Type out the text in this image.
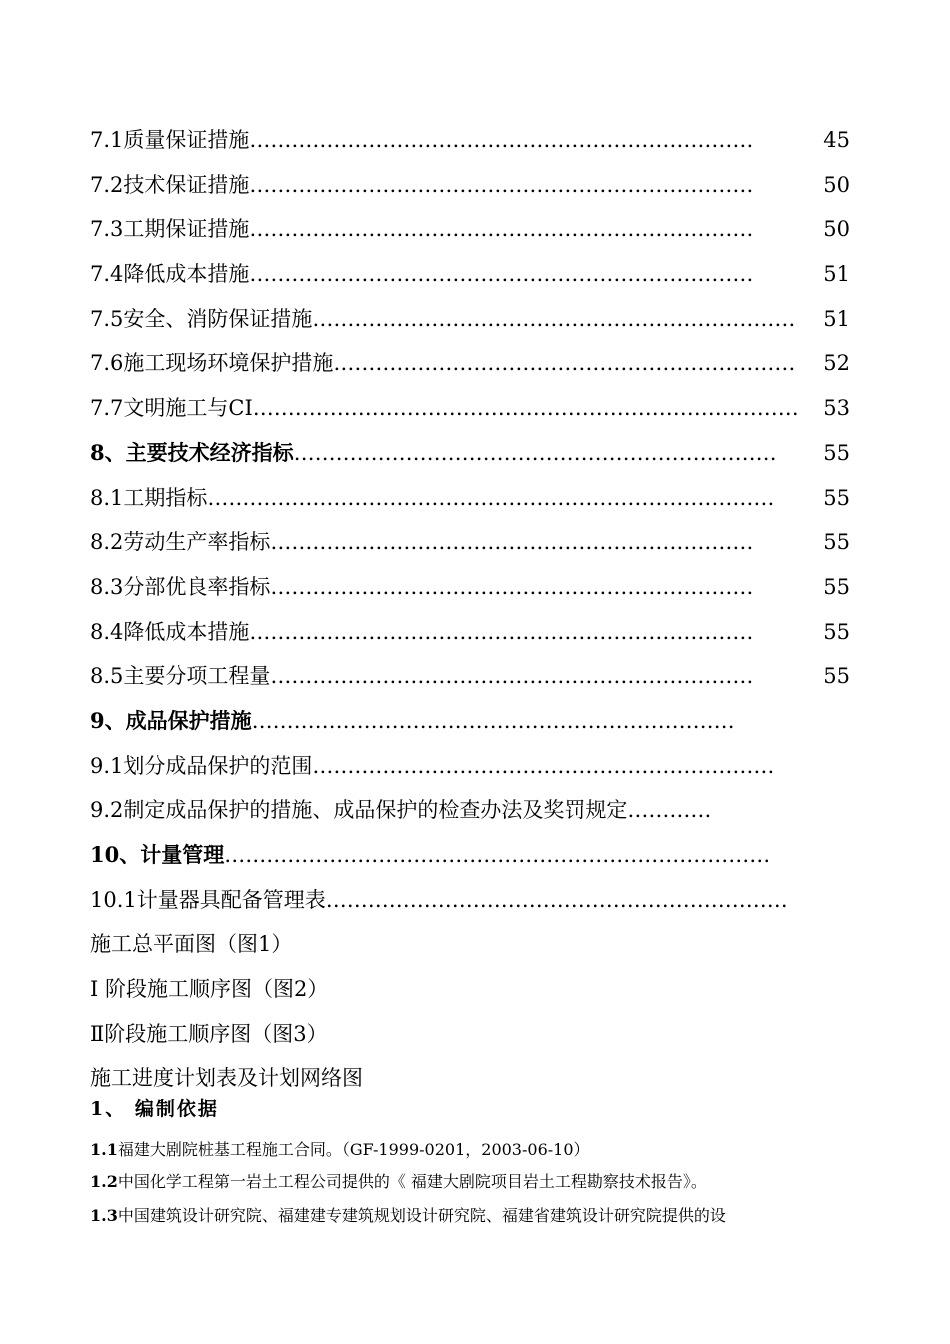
7.1质量保证措施 ………………………………………………………………	45
7.2技术保证措施 ………………………………………………………………	50
7.3工期保证措施 ………………………………………………………………	50
7.4降低成本措施 ………………………………………………………………	51
7.5安全、消防保证措施 ……………………………………………………………	51
7.6施工现场环境保护措施 …………………………………………………………	52
7.7文明施工与CI ……………………………………………………………………	53
8、主要技术经济指标 ……………………………………………………………	55
8.1工期指标 ………………………………………………………………………	55
8.2劳动生产率指标 ……………………………………………………………	55
8.3分部优良率指标 ……………………………………………………………	55
8.4降低成本措施 ………………………………………………………………	55
8.5主要分项工程量 ……………………………………………………………	55
9、成品保护措施 ……………………………………………………………
9.1划分成品保护的范围 …………………………………………………………
9.2制定成品保护的措施、成品保护的检查办法及奖罚规定 …………
10、计量管理 ……………………………………………………………………
10.1计量器具配备管理表 …………………………………………………………
施工总平面图（图1）
Ⅰ 阶段施工顺序图（图2）
Ⅱ阶段施工顺序图（图3）
施工进度计划表及计划网络图
1、 编制依据
1.1福建大剧院桩基工程施工合同。（GF-1999-0201，2003-06-10）
1.2中国化学工程第一岩土工程公司提供的《 福建大剧院项目岩土工程勘察技术报告》。
1.3中国建筑设计研究院、福建建专建筑规划设计研究院、福建省建筑设计研究院提供的设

• • • •

#### Instructions to follow:
None of the pictures should appear; repeat the records exactly otherwise.

#### Full response:
Type out the text in this image.
7.1质量保证措施 ………………………………………………………………	45
7.2技术保证措施 ………………………………………………………………	50
7.3工期保证措施 ………………………………………………………………	50
7.4降低成本措施 ………………………………………………………………	51
7.5安全、消防保证措施 ……………………………………………………………	51
7.6施工现场环境保护措施 …………………………………………………………	52
7.7文明施工与CI ……………………………………………………………………	53
8、主要技术经济指标 ……………………………………………………………	55
8.1工期指标 ………………………………………………………………………	55
8.2劳动生产率指标 ……………………………………………………………	55
8.3分部优良率指标 ……………………………………………………………	55
8.4降低成本措施 ………………………………………………………………	55
8.5主要分项工程量 ……………………………………………………………	55
9、成品保护措施 ……………………………………………………………
9.1划分成品保护的范围 …………………………………………………………
9.2制定成品保护的措施、成品保护的检查办法及奖罚规定 …………
10、计量管理 ……………………………………………………………………
10.1计量器具配备管理表 …………………………………………………………
施工总平面图（图1）
Ⅰ 阶段施工顺序图（图2）
Ⅱ阶段施工顺序图（图3）
施工进度计划表及计划网络图
1、 编制依据
1.1福建大剧院桩基工程施工合同。（GF-1999-0201，2003-06-10）
1.2中国化学工程第一岩土工程公司提供的《 福建大剧院项目岩土工程勘察技术报告》。
1.3中国建筑设计研究院、福建建专建筑规划设计研究院、福建省建筑设计研究院提供的设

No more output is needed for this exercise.